→ WHAT IS NEEDED:
Sift the material for lines containing "icon", and return them.

→ EXERCISE MATERIALS:

········

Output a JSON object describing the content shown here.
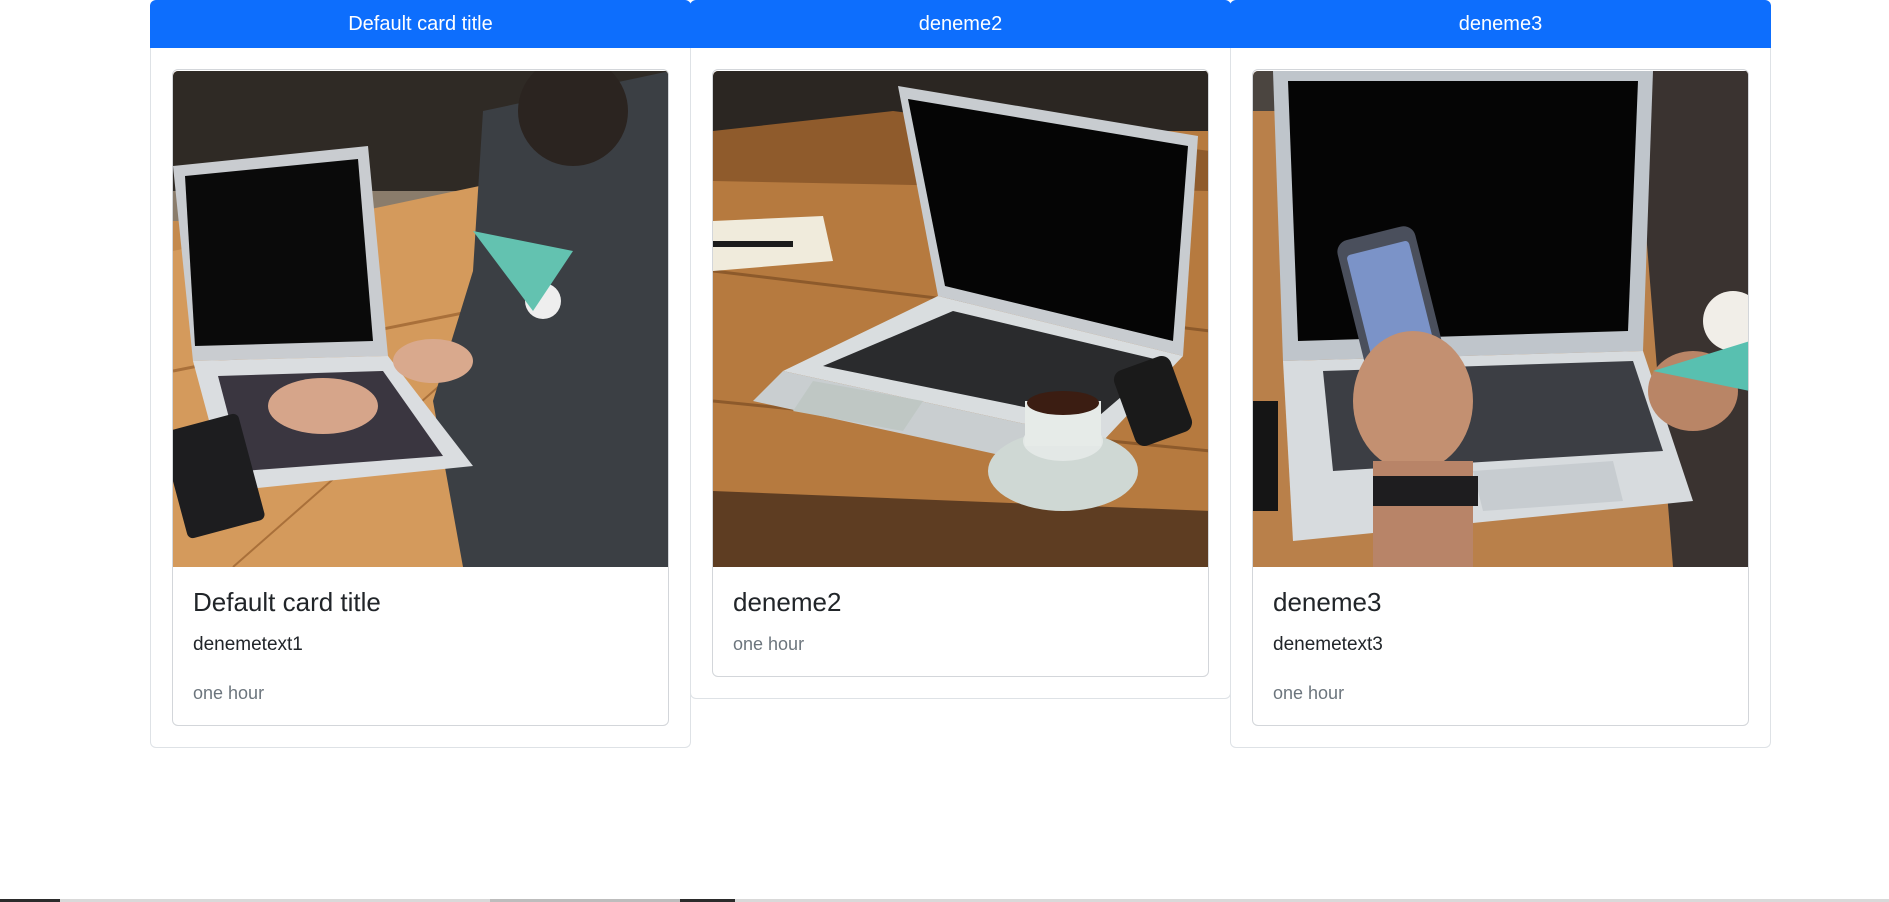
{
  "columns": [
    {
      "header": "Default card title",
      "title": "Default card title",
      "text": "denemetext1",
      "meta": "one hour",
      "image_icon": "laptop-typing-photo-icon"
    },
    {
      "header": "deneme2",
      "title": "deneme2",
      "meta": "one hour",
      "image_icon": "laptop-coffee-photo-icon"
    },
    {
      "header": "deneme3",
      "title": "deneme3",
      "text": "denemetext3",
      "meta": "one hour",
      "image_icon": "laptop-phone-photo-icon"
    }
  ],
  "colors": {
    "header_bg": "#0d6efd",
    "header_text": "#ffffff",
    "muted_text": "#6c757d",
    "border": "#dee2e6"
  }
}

········

→ EXERCISE ANSWER:
      "image_icon": "laptop-typing-photo-icon"
      "image_icon": "laptop-coffee-photo-icon"
      "image_icon": "laptop-phone-photo-icon"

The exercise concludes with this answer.